What is needed: Every record here should be printed again exactly.

The input:

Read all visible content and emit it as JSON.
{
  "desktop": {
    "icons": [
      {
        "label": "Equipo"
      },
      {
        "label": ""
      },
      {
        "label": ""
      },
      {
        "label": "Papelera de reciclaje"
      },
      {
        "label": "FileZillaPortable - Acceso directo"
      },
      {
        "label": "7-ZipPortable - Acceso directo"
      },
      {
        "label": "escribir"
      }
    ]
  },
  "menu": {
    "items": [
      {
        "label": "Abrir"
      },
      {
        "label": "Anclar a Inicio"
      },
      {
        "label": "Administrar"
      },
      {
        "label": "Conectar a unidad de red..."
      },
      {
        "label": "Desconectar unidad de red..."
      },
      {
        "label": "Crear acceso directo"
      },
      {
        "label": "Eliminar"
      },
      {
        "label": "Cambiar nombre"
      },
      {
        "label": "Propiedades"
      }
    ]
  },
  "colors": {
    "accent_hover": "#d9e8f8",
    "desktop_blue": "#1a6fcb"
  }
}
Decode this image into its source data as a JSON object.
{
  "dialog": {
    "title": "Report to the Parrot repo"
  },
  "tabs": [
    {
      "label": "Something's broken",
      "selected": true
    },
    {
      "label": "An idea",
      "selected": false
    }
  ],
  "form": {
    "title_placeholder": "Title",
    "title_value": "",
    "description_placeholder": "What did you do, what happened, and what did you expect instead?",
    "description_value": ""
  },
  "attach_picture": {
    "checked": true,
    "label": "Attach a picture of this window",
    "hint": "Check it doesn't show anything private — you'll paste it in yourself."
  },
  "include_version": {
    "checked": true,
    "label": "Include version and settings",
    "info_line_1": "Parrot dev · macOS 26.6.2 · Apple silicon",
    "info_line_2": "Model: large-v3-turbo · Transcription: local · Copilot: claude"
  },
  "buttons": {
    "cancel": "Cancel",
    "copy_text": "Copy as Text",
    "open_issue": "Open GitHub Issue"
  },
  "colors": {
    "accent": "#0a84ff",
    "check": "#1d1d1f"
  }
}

Complete answer:
Read all visible content and emit it as JSON.
{
  "desktop": {
    "icons": [
      {
        "label": "Equipo"
      },
      {
        "label": ""
      },
      {
        "label": ""
      },
      {
        "label": "Papelera de reciclaje"
      },
      {
        "label": "FileZillaPortable - Acceso directo"
      },
      {
        "label": "7-ZipPortable - Acceso directo"
      },
      {
        "label": "escribir"
      }
    ]
  },
  "menu": {
    "items": [
      {
        "label": "Abrir"
      },
      {
        "label": "Anclar a Inicio"
      },
      {
        "label": "Administrar"
      },
      {
        "label": "Conectar a unidad de red..."
      },
      {
        "label": "Desconectar unidad de red..."
      },
      {
        "label": "Crear acceso directo"
      },
      {
        "label": "Eliminar"
      },
      {
        "label": "Cambiar nombre"
      },
      {
        "label": "Propiedades"
      }
    ]
  },
  "colors": {
    "accent_hover": "#d9e8f8",
    "desktop_blue": "#1a6fcb"
  }
}
Decode this image into its source data as a JSON object.
{
  "dialog": {
    "title": "Report to the Parrot repo"
  },
  "tabs": [
    {
      "label": "Something's broken",
      "selected": true
    },
    {
      "label": "An idea",
      "selected": false
    }
  ],
  "form": {
    "title_placeholder": "Title",
    "title_value": "",
    "description_placeholder": "What did you do, what happened, and what did you expect instead?",
    "description_value": ""
  },
  "attach_picture": {
    "checked": true,
    "label": "Attach a picture of this window",
    "hint": "Check it doesn't show anything private — you'll paste it in yourself."
  },
  "include_version": {
    "checked": true,
    "label": "Include version and settings",
    "info_line_1": "Parrot dev · macOS 26.6.2 · Apple silicon",
    "info_line_2": "Model: large-v3-turbo · Transcription: local · Copilot: claude"
  },
  "buttons": {
    "cancel": "Cancel",
    "copy_text": "Copy as Text",
    "open_issue": "Open GitHub Issue"
  },
  "colors": {
    "accent": "#0a84ff",
    "check": "#1d1d1f"
  }
}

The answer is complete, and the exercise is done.